### Quoted passage
****************

EU foreign policy chief Josep Borrell also urged Israel to show 'maximum restraint' while condemning Hamas for using 'hospitals and civilians as human shields'.
The Israel Defense Forces on Monday reported more heavy fighting and again stressed its claim that Hamas was hiding in civilian infrastructure.
'IDF troops are continuing to conduct raids... targeting terrorist infrastructure located in central governmental institutions in the heart of the civilian population, including schools, universities, mosques and residences of terrorists,' it said.
Israeli forces had entered Gaza's Abu Bakr mosque and found 'a large number of explosive devices and flammable materials' as well as weapons, military equipment and Hamas operational plans, it said.

****************

### Assignment
Revise the passage on the fighting in Gaza, beginning at the words "EU foreign policy" and stopping after "terrorists,' it said.", with every "infrastructure" changed to "facilities".

****************

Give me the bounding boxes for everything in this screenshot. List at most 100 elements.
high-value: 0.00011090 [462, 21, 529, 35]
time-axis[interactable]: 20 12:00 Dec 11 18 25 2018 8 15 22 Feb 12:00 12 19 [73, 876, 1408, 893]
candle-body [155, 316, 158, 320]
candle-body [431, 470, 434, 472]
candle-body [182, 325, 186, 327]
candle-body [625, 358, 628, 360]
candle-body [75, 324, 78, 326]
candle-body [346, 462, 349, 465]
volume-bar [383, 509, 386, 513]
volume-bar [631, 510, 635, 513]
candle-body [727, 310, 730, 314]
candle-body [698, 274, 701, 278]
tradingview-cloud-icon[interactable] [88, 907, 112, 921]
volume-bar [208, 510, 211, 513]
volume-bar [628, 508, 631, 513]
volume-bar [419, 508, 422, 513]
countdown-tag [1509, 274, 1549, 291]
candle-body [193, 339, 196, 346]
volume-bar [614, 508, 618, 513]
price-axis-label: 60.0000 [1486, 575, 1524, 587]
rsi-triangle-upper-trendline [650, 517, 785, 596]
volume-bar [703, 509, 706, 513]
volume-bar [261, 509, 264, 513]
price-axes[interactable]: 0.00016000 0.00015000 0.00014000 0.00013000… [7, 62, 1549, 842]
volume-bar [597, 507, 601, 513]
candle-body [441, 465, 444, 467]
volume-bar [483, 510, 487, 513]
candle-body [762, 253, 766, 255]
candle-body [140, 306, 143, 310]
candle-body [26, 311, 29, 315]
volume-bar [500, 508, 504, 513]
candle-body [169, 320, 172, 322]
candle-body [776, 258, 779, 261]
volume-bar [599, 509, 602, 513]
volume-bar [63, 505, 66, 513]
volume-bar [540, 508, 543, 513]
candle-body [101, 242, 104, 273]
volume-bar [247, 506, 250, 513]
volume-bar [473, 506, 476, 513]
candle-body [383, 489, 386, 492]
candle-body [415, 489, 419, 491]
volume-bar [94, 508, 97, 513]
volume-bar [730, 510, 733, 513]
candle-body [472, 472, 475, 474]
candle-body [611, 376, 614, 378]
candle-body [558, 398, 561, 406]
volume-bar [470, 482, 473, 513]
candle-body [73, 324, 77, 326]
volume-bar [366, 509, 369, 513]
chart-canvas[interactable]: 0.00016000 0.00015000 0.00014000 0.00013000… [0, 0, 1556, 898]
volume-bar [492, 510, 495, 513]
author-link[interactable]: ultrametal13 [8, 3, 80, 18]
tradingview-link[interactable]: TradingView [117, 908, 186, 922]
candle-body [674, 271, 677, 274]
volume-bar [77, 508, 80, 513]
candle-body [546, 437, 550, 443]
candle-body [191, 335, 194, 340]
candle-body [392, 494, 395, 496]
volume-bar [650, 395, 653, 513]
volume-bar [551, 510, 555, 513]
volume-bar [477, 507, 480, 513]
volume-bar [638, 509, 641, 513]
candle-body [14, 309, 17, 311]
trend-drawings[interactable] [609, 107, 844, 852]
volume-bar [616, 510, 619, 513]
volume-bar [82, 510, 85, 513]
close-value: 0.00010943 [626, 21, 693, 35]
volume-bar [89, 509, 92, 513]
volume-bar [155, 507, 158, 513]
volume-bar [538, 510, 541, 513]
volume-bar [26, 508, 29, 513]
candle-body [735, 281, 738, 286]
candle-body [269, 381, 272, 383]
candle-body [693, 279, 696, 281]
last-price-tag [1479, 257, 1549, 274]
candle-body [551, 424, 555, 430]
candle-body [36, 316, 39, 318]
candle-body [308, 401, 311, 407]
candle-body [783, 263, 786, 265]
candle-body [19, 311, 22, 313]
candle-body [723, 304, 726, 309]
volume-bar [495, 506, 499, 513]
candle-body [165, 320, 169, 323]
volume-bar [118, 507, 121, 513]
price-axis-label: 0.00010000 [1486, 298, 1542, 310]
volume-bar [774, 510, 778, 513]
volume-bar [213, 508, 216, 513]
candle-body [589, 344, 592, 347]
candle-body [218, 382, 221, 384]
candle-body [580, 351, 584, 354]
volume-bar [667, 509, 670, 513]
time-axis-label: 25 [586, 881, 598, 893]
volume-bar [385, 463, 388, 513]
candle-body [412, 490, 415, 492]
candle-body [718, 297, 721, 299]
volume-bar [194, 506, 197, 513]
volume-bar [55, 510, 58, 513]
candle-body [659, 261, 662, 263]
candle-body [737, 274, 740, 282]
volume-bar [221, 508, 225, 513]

****************

### Result for this task
EU foreign policy chief Josep Borrell also urged Israel to show 'maximum restraint' while condemning Hamas for using 'hospitals and civilians as human shields'.
The Israel Defense Forces on Monday reported more heavy fighting and again stressed its claim that Hamas was hiding in civilian facilities.
'IDF troops are continuing to conduct raids... targeting terrorist facilities located in central governmental institutions in the heart of the civilian population, including schools, universities, mosques and residences of terrorists,' it said.